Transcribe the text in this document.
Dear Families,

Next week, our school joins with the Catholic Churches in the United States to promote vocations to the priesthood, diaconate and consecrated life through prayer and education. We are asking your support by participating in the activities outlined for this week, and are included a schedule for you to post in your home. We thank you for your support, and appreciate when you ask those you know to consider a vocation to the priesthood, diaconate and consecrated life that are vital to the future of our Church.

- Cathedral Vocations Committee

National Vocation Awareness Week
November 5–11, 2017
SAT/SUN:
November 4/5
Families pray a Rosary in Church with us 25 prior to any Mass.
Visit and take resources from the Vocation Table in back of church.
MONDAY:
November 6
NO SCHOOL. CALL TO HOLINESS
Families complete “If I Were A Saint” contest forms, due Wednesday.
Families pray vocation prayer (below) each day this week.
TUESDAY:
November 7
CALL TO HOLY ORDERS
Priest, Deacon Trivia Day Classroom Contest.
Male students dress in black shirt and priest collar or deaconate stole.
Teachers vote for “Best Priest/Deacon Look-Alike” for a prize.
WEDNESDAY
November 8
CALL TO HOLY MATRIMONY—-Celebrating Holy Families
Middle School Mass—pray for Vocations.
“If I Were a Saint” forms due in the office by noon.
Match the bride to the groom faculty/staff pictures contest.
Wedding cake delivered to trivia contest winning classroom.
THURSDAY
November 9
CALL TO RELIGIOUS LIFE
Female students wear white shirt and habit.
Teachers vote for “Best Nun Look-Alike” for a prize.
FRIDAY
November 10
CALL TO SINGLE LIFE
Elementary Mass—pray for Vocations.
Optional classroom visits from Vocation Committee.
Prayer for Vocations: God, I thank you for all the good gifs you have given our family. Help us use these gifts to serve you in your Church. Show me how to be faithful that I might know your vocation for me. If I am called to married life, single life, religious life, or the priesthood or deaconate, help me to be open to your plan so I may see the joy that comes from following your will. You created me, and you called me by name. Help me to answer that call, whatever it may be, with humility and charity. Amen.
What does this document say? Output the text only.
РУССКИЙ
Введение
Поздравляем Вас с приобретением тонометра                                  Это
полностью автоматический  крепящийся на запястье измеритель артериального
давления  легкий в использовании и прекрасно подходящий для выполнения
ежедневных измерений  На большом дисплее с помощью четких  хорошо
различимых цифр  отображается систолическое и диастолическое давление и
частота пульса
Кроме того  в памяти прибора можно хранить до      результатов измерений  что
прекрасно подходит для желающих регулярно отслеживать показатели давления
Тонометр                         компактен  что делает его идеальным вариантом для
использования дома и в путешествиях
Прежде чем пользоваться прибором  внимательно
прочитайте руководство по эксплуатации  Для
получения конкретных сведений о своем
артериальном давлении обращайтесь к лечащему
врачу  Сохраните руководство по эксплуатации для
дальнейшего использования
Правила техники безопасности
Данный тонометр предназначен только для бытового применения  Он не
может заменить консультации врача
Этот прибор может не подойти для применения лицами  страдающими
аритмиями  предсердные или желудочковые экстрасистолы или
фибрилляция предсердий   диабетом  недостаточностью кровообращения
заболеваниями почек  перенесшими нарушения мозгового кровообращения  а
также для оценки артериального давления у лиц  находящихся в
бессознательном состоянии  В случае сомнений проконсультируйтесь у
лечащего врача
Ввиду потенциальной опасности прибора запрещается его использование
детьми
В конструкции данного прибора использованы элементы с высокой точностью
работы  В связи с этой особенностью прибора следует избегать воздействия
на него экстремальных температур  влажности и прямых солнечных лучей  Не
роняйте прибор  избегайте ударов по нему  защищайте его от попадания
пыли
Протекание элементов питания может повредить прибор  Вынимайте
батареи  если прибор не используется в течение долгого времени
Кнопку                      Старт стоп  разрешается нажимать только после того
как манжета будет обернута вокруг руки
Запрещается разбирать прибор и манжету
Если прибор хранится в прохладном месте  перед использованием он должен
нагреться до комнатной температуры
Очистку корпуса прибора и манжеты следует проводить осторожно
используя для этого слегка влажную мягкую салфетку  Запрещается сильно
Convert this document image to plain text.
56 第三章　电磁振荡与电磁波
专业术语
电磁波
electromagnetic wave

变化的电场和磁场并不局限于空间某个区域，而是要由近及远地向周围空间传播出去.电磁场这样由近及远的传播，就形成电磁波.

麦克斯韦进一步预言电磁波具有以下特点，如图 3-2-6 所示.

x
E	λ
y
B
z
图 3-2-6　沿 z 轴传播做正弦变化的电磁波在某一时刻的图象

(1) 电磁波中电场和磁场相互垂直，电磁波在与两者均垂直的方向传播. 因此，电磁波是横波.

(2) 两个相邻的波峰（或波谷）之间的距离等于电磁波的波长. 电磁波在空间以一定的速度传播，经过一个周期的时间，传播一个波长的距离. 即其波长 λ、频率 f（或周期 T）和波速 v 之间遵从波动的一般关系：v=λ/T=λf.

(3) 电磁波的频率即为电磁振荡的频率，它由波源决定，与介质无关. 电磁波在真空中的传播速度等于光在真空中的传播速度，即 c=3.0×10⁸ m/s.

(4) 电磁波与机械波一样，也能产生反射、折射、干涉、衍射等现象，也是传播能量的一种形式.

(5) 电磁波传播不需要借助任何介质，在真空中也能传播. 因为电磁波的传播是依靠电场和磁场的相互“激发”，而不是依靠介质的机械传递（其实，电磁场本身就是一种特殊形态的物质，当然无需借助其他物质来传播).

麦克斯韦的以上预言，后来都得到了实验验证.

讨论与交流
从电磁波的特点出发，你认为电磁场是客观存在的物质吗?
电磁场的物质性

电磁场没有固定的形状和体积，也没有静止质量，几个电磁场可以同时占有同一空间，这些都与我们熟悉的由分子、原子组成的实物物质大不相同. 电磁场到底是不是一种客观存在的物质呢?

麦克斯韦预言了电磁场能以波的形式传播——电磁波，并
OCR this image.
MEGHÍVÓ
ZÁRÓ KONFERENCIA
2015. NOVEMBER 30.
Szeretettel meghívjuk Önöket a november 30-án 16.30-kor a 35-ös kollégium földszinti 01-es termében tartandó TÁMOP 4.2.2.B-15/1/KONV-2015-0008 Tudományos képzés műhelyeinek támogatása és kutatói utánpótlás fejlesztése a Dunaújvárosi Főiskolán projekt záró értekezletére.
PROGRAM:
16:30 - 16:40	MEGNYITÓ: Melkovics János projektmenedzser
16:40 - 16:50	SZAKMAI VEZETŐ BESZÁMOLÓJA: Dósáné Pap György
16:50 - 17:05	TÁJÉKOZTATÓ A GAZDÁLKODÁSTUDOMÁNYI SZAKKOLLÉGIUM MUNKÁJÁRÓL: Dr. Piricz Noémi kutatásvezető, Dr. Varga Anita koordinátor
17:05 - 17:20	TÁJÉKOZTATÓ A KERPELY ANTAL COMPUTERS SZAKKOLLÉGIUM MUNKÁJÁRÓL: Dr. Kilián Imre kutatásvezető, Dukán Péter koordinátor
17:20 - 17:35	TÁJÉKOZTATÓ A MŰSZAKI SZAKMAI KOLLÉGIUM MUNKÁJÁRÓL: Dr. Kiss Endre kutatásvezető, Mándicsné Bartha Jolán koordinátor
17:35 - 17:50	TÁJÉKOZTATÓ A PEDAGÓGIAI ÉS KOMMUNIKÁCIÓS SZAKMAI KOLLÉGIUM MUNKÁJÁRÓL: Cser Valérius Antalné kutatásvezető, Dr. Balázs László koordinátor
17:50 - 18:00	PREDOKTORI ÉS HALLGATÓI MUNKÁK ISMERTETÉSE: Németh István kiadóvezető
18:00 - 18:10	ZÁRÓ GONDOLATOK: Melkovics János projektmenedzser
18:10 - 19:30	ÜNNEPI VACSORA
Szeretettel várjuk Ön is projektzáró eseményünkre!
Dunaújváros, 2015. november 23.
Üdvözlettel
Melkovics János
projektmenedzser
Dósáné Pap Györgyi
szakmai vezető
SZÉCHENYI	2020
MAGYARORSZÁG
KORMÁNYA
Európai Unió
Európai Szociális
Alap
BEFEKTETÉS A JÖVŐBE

════════

What is required:
Identify and extract each line of the listing that contains "врача".

Written answer:
может заменить консультации врача
лечащего врача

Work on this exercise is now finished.